What you will do: Give the number of lines holding the string "this", and nothing else.

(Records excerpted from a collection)
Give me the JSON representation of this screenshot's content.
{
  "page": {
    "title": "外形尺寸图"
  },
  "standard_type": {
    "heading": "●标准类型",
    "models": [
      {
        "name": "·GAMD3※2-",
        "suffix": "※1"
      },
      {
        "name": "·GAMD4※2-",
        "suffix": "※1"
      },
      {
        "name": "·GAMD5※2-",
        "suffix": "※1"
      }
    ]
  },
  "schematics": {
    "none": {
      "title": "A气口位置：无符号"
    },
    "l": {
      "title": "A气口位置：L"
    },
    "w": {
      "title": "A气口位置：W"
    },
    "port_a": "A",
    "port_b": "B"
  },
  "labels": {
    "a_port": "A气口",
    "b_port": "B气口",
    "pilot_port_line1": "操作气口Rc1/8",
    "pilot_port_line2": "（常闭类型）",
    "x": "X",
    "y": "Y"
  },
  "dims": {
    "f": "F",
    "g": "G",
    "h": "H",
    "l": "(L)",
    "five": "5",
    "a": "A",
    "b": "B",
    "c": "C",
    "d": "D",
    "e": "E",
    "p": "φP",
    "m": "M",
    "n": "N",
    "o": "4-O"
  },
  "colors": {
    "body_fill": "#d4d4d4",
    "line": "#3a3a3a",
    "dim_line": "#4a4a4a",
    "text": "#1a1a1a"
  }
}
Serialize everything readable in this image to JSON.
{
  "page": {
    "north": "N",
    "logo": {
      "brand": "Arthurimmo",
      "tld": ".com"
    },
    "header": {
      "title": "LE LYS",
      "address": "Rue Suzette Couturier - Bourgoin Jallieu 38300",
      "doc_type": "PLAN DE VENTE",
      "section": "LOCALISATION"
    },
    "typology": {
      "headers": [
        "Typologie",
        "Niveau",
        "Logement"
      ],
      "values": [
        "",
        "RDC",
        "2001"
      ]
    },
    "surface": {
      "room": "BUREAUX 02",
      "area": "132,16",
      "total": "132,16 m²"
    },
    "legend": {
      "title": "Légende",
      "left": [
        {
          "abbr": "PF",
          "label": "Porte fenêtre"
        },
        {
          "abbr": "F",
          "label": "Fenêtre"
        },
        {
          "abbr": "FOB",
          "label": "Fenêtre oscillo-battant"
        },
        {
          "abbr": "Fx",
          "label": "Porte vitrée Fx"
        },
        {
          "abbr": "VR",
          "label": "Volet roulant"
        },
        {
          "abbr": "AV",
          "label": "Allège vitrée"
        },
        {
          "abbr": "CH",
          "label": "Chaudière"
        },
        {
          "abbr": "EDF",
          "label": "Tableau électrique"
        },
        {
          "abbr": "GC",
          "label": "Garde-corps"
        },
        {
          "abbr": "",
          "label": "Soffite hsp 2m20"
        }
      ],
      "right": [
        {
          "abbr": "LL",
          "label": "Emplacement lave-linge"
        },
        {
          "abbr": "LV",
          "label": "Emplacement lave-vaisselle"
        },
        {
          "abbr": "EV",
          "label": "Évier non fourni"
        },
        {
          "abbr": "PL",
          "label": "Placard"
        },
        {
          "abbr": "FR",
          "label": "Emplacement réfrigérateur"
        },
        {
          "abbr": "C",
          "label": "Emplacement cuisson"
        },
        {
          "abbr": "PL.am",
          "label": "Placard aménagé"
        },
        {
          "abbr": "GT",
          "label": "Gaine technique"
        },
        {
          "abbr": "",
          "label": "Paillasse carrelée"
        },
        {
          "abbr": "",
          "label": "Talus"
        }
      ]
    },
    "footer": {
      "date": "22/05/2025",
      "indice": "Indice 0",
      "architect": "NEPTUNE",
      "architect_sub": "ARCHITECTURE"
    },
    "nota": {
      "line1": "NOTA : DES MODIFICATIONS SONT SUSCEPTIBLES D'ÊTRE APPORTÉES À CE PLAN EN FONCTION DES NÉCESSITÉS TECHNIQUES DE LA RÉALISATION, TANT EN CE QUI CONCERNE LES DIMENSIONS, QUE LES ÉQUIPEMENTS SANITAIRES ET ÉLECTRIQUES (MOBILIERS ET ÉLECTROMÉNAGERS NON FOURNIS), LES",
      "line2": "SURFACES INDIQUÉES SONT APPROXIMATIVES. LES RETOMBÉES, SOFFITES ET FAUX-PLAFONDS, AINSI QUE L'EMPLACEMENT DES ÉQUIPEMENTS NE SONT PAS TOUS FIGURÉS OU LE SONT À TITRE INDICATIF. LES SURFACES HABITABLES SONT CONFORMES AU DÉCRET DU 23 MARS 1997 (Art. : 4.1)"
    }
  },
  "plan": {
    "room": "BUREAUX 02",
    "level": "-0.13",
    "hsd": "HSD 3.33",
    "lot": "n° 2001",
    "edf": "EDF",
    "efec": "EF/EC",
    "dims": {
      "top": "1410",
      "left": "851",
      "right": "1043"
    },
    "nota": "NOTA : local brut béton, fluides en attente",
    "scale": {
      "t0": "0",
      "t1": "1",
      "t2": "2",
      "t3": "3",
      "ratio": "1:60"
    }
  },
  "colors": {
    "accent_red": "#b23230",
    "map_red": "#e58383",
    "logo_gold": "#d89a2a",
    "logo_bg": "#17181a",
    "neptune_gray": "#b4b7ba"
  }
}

Correct result: 2